_TASK BRIEF_: Pick out every line of the entries below where "frac" occurs, and copy those lines.
------------------------------------------------
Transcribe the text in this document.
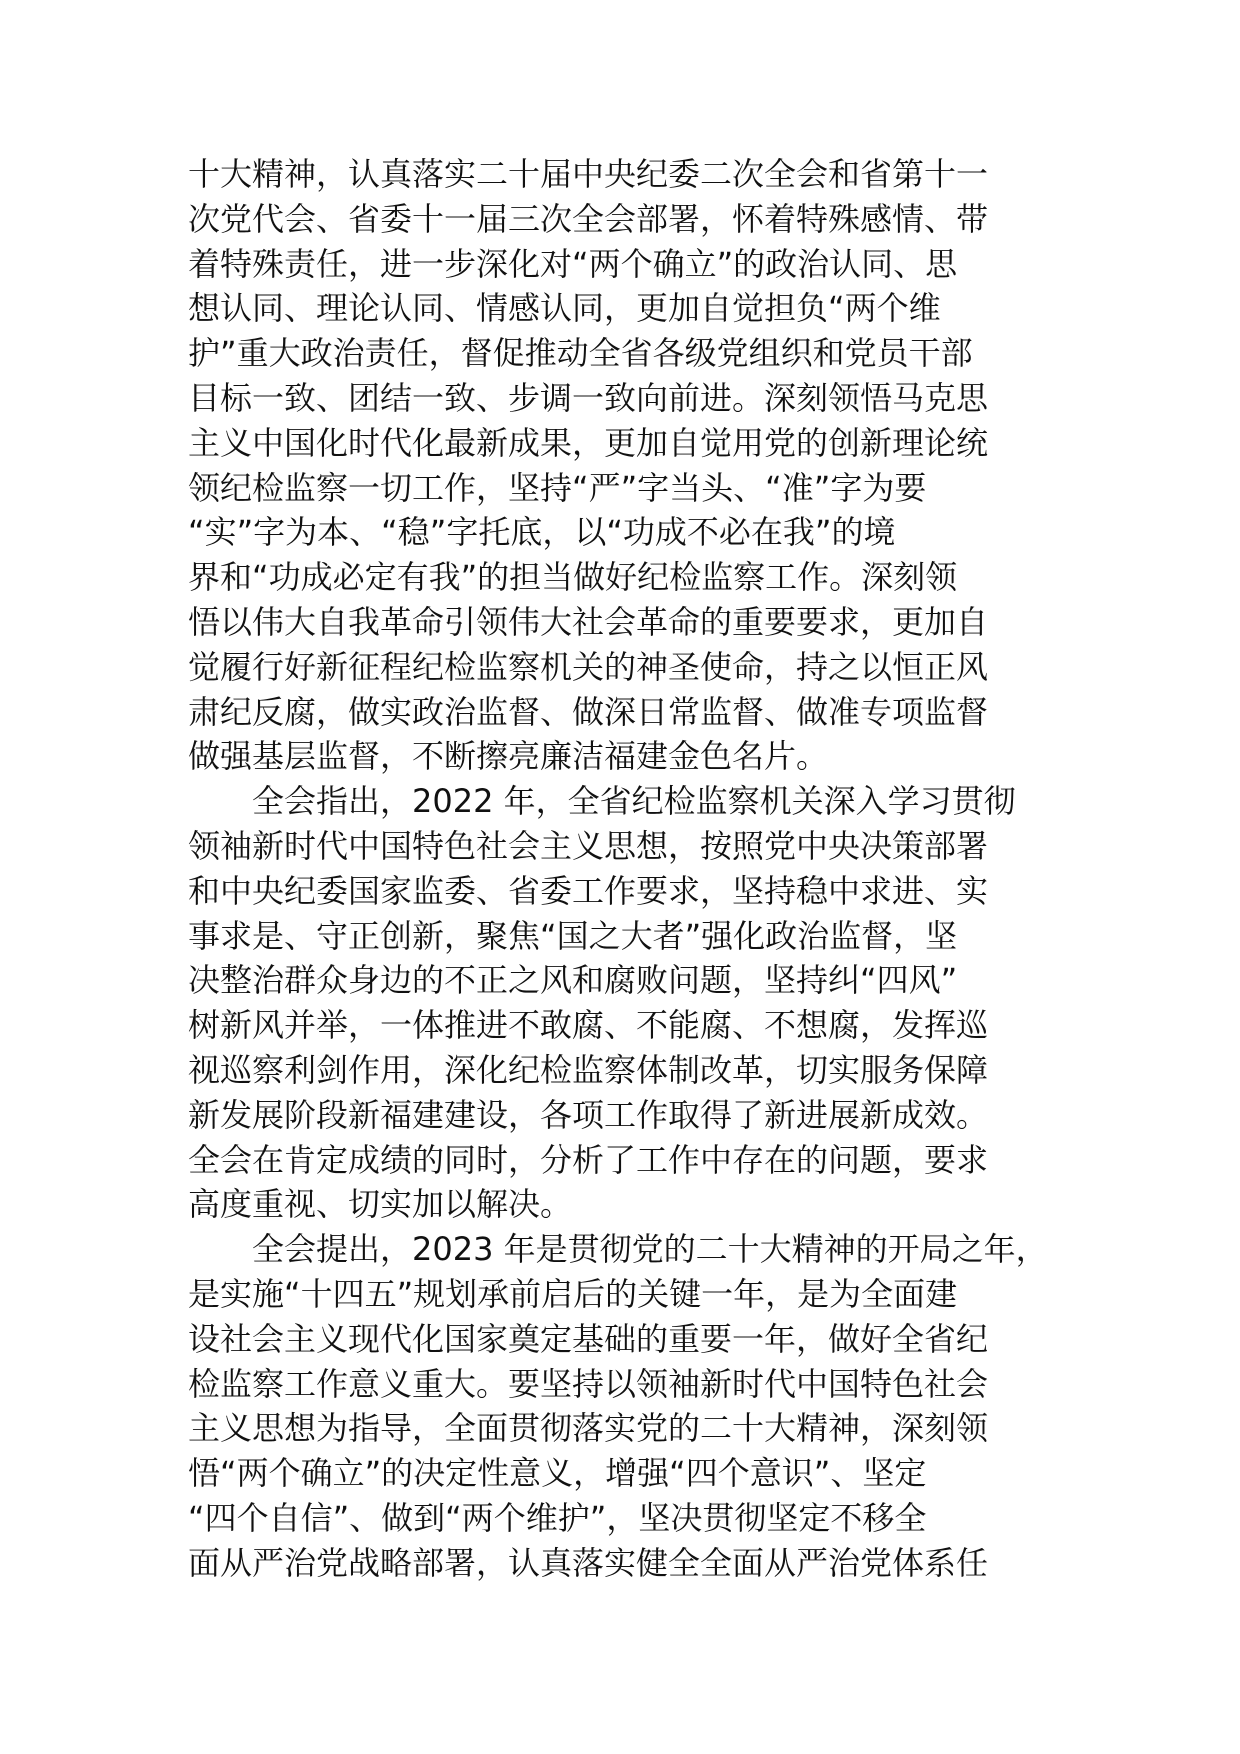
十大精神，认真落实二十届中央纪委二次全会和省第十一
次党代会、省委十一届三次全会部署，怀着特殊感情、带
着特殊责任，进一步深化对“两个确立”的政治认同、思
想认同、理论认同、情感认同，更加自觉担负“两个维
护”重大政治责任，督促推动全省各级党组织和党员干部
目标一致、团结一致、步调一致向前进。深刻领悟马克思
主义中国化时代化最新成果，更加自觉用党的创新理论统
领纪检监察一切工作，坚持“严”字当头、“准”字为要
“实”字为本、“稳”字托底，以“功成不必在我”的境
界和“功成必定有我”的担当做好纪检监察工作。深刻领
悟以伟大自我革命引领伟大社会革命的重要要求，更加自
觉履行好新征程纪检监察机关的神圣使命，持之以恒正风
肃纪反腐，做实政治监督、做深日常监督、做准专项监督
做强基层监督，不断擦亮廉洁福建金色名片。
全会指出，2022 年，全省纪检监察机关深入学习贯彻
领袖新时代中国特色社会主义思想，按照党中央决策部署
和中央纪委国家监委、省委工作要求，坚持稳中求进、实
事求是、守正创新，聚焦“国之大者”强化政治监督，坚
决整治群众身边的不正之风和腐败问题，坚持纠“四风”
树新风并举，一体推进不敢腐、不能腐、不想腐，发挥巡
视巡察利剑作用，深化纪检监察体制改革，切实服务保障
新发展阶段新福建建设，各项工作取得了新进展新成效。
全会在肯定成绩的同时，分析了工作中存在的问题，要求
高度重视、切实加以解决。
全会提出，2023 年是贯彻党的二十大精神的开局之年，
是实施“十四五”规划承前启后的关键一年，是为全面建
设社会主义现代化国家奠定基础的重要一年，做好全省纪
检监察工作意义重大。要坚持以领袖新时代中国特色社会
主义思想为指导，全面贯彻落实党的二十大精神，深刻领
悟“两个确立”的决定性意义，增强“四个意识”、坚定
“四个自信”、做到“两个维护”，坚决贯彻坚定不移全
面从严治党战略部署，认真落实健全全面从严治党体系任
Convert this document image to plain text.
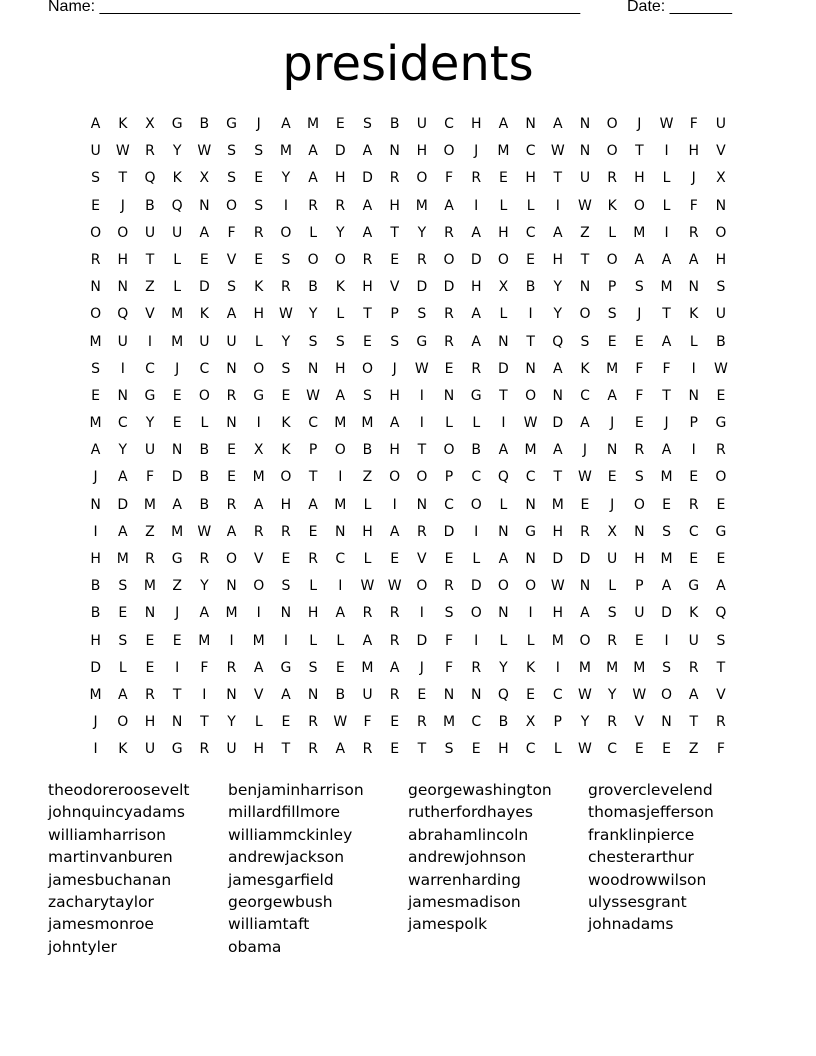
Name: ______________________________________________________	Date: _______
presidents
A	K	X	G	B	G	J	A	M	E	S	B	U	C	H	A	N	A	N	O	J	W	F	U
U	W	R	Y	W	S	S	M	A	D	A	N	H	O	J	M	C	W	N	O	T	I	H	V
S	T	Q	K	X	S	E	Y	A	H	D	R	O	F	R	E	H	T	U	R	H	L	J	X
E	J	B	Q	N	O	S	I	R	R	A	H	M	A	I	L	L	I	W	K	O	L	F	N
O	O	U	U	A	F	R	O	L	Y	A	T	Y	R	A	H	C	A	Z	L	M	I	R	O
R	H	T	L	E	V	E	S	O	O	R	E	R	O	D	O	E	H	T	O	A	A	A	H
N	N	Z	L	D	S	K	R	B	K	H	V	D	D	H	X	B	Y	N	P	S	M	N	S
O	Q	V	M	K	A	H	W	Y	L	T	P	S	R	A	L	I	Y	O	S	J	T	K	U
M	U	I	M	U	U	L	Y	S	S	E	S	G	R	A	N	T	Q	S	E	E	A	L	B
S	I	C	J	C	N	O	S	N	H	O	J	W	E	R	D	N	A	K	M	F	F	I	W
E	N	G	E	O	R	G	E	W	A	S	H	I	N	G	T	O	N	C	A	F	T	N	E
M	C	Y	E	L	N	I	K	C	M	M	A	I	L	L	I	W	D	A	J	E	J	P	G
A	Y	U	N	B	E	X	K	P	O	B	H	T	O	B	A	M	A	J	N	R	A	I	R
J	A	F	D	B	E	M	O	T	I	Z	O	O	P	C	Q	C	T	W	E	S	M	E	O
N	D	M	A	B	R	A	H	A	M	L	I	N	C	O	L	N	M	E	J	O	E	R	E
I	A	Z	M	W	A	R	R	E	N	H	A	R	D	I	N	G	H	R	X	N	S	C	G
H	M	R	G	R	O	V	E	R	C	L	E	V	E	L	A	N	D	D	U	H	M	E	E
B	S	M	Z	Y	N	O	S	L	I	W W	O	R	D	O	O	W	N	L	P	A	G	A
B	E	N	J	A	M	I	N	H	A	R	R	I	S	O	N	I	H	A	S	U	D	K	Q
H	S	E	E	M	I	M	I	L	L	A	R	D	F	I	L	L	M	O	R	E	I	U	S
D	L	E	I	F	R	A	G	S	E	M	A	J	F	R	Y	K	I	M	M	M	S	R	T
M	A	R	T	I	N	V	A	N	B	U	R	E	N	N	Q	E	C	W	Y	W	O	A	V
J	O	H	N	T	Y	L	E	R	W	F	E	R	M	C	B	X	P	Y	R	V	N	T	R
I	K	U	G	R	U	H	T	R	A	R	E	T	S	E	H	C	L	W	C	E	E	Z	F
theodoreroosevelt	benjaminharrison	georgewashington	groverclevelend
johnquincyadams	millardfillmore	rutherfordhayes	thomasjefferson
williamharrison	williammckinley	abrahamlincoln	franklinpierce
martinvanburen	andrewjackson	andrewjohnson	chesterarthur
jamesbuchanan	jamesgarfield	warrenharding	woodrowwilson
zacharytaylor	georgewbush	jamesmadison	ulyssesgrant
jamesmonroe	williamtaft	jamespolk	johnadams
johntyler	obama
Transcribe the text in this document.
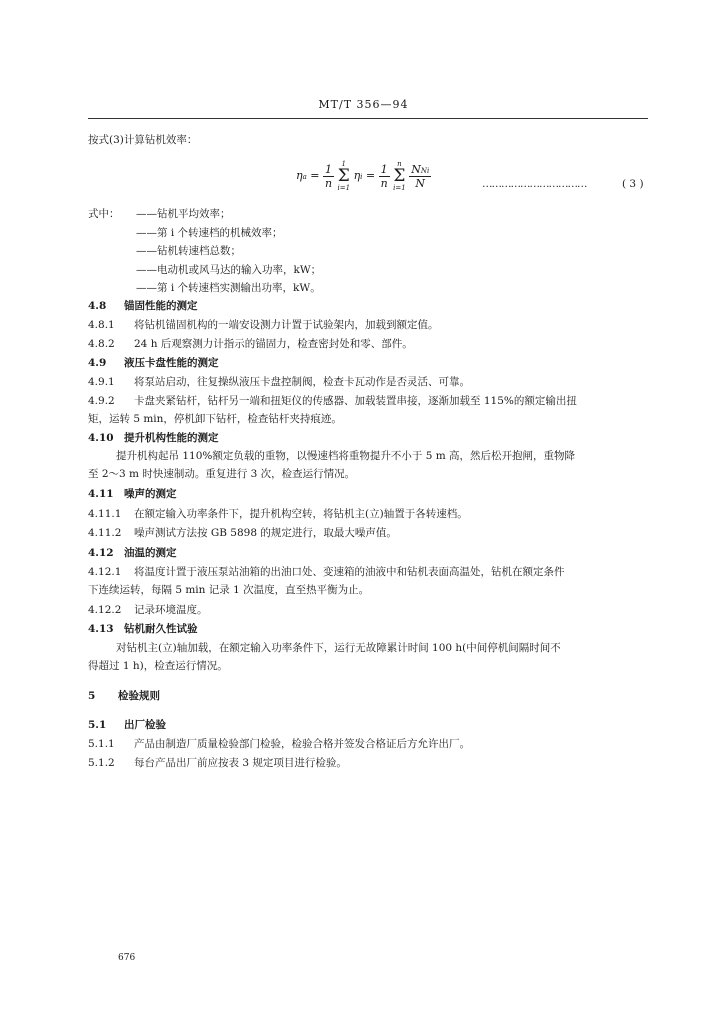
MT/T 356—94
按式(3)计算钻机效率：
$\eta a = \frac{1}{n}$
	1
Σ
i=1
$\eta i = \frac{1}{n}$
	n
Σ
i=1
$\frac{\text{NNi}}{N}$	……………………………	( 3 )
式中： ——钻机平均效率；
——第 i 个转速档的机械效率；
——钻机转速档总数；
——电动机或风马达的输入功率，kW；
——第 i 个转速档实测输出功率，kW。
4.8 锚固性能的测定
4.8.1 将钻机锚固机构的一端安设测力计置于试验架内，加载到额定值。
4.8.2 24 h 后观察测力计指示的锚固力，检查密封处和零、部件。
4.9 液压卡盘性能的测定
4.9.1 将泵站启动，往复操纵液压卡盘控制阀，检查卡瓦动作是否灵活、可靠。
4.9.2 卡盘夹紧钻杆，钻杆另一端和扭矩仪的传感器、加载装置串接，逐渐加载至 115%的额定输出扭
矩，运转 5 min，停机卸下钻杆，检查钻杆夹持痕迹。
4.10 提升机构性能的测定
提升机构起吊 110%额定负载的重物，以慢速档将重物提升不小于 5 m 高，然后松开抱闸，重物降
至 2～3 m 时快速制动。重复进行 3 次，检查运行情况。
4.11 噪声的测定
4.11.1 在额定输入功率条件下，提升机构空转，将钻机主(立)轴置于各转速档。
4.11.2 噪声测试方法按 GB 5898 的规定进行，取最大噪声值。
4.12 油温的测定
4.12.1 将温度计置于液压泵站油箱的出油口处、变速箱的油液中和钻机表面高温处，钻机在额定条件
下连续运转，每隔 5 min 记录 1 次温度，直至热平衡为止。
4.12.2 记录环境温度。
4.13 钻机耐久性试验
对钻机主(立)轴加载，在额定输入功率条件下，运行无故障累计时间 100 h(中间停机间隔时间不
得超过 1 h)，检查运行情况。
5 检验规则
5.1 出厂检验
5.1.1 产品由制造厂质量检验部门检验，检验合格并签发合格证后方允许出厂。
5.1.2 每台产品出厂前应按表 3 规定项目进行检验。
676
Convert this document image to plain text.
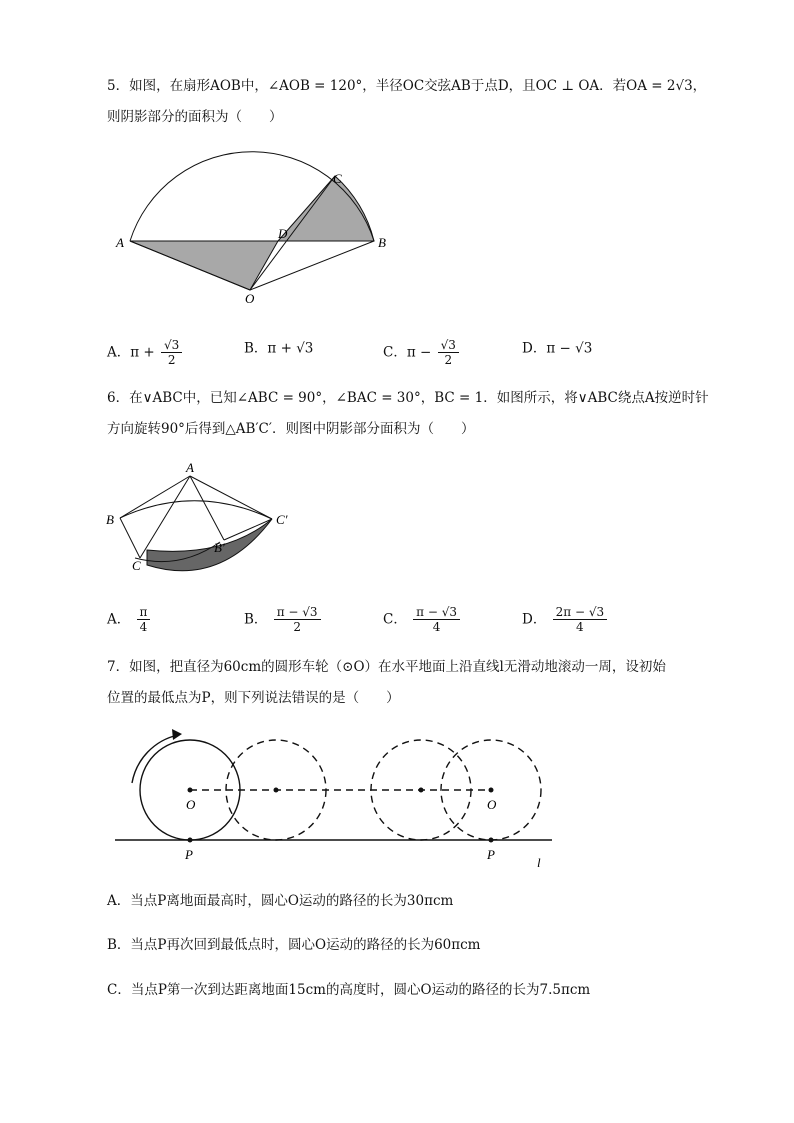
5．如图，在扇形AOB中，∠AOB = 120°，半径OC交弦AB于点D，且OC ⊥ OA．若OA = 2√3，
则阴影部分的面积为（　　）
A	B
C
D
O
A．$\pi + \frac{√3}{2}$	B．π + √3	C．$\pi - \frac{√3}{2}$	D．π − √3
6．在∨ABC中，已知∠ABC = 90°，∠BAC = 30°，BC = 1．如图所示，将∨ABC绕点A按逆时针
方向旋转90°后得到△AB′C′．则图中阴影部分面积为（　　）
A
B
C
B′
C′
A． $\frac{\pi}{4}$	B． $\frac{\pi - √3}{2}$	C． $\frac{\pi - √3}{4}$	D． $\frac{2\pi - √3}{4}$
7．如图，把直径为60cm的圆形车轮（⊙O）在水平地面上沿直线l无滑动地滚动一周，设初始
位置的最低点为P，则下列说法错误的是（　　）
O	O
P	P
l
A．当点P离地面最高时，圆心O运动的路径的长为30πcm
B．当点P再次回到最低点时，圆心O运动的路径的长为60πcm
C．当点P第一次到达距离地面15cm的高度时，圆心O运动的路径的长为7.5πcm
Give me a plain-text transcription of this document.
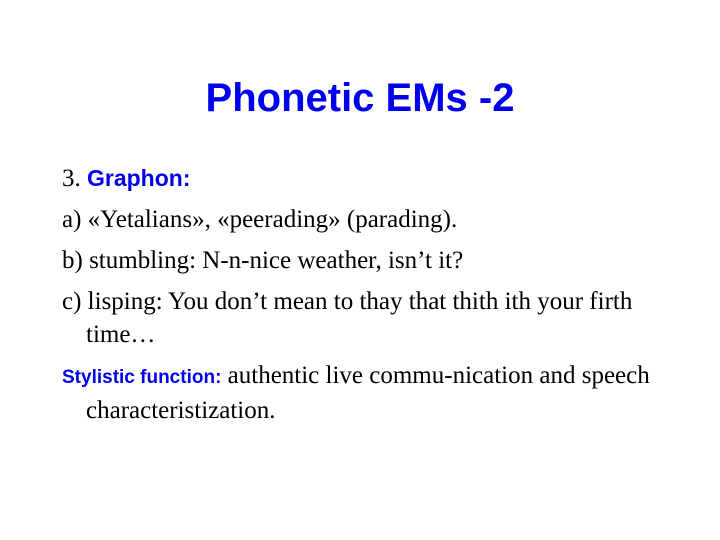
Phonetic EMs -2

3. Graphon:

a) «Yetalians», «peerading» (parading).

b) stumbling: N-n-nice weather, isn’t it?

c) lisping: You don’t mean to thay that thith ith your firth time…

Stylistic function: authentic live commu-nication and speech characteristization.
------------------------------------------------
_THE OUTPUT_:
$\eta a = \frac{1}{n}$
$\eta i = \frac{1}{n}$
$\frac{\text{NNi}}{N}$	……………………………	( 3 )
A．$\pi + \frac{√3}{2}$	B．π + √3	C．$\pi - \frac{√3}{2}$	D．π − √3
A． $\frac{\pi}{4}$	B． $\frac{\pi - √3}{2}$	C． $\frac{\pi - √3}{4}$	D． $\frac{2\pi - √3}{4}$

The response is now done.